**Teks Sumber**
>>>
Secara garis besar, arah kebijakan dan upaya penanggulangan
masalah penganggur terdidik seyogianya mencakup empat hal pokok. Pertama,
bagaimana mendorong pengembangan dan pertumbuhan kesempatan kerja baru bagi
para pencari kerja atau penganggur terdidik, baik lewat program-program
pemerintah maupun multiplier effect dari kegiatan investasi swasta.
Kedua, bagaimana meningkatkan kualitas dan posisi tawar para
pencari kerja, termasuk penganggur terdidik yang berminat mencari kerja di
luar negeri agar mereka dapat lebih berdaya serta sesuai dengan kebutuhan
pasar kerja yang ada. Ketiga, bagaimana membantu dan memfasilitasi pengembangan
usaha mandiri para penganggur terdidik, terutama di sektor UMKM.
Keempat, lebih dari sekadar program pelatihan untuk meningkatkan
kualitas dan kadar keberdayaan SDM pencari kerja yang terdidik, yang
dibutuhkan adalah substansi program pelatihan yang benar-benar dapat
dijadikan modal sosial untuk menyiasati dan mencuri celah pasar yang sangat
kompetitif. Diakui atau tidak, selama ini berbagai kegiatan pelatihan yang
dikembangkan BLK maupun lembaga kursus swasta alam masih belum mampu menjawab
tantangan dan kebutuhan pasar kerja yang ada.
<<<
**Latihan Singkat A**
Ringkaslah teks tentang penanggulangan penganggur terdidik dalam dua kalimat.
Catatan ini tidak ada hubungannya dengan teks tentang penanggulangan penganggur terdidik.

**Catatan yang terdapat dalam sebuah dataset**
>>>
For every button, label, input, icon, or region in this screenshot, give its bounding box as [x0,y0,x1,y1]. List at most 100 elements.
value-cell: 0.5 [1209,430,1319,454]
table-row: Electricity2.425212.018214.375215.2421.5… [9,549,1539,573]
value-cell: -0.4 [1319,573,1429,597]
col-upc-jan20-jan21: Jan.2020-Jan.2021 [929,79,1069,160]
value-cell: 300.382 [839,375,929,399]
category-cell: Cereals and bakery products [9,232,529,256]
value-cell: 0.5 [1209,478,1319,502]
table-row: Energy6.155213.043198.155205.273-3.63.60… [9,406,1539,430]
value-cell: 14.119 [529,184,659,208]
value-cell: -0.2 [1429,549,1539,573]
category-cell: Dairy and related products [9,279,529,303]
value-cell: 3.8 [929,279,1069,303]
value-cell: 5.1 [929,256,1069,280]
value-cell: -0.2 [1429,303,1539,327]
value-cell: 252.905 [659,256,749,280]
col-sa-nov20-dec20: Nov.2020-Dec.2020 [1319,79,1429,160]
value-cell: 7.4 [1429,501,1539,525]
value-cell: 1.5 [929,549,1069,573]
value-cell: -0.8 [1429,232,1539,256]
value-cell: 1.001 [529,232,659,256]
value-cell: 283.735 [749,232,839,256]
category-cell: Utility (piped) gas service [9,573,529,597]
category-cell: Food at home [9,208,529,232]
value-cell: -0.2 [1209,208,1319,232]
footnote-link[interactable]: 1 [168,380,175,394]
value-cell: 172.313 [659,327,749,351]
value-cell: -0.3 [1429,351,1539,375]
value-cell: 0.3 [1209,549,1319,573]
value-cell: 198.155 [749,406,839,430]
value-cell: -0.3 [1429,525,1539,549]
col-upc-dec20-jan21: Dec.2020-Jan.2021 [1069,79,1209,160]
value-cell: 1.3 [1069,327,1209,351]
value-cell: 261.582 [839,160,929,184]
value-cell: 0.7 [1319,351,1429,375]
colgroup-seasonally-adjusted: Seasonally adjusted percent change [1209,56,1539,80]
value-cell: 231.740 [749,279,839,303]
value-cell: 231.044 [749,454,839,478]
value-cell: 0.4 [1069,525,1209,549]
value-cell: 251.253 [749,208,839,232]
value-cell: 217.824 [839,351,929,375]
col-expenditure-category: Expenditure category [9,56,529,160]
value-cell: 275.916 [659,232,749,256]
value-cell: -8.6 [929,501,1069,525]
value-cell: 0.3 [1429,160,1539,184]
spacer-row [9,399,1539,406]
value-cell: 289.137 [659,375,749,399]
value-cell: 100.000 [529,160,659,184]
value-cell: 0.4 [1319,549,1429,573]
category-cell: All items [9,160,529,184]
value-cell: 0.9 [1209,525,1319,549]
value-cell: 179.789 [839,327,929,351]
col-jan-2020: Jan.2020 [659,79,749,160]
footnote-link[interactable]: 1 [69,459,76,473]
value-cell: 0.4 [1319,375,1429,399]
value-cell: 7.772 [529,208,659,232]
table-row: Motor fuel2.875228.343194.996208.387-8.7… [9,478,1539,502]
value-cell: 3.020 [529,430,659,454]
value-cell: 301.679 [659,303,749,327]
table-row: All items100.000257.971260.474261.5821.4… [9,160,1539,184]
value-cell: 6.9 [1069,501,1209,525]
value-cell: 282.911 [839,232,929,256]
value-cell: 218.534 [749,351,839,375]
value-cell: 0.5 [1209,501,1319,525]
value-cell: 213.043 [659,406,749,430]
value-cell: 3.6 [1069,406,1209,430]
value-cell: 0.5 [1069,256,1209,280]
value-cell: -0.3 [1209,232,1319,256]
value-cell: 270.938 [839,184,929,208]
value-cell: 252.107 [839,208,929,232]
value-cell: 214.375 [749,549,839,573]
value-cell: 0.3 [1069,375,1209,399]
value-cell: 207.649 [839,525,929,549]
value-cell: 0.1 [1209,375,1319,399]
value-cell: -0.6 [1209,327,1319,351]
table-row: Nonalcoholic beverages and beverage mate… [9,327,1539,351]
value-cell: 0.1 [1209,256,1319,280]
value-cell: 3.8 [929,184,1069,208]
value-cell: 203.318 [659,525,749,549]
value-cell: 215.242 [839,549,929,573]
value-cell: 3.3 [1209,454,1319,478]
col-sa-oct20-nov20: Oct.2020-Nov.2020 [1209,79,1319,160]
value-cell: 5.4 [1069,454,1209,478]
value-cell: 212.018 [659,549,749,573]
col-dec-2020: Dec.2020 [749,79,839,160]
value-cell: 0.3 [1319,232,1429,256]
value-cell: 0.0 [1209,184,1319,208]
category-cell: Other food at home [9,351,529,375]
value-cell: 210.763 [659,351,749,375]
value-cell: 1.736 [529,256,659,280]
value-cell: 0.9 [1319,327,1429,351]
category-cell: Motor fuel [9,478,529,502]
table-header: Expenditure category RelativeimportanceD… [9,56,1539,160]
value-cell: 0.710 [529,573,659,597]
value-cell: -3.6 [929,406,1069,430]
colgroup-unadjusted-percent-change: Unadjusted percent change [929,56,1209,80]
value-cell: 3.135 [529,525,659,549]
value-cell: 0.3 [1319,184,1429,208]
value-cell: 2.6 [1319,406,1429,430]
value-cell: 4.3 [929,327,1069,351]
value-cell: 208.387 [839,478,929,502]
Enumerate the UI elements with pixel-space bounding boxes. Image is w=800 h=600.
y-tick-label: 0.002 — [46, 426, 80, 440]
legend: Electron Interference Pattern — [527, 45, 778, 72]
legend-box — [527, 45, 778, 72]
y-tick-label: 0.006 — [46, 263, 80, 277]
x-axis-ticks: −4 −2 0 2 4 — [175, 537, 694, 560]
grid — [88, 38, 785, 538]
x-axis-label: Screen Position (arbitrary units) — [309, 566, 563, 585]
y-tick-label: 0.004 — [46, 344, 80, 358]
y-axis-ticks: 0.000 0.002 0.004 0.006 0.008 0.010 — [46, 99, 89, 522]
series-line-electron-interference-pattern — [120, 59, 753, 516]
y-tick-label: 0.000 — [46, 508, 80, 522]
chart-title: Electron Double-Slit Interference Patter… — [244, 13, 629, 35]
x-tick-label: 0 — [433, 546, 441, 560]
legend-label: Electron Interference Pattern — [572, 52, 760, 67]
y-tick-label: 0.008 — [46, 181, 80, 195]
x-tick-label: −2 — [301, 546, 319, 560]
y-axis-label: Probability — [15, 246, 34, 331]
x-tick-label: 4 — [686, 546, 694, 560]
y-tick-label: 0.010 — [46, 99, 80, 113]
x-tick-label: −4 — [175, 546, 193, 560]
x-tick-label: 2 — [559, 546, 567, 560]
<<<
**Latihan Singkat B**
Ketik ulang baris-baris catatan, dimulai dari baris pertama catatan dan berlanjut sampai baris yang memuat "value-cell: -0.4 [1319,573,1429,597]", dengan kedua baris batas itu ikut disertakan.

**Jawaban A**
Penanggulangan penganggur terdidik seyogianya mencakup empat hal pokok: mendorong tumbuhnya kesempatan kerja baru, meningkatkan kualitas dan posisi tawar pencari kerja, memfasilitasi usaha mandiri terutama di sektor UMKM, dan menyediakan substansi pelatihan yang benar-benar dapat menjadi modal sosial di pasar kerja yang sangat kompetitif. Selama ini berbagai pelatihan dari BLK maupun lembaga kursus swasta masih belum mampu menjawab tantangan dan kebutuhan pasar kerja.

**Jawaban B**
For every button, label, input, icon, or region in this screenshot, give its bounding box as [x0,y0,x1,y1]. List at most 100 elements.
value-cell: 0.5 [1209,430,1319,454]
table-row: Electricity2.425212.018214.375215.2421.5… [9,549,1539,573]
value-cell: -0.4 [1319,573,1429,597]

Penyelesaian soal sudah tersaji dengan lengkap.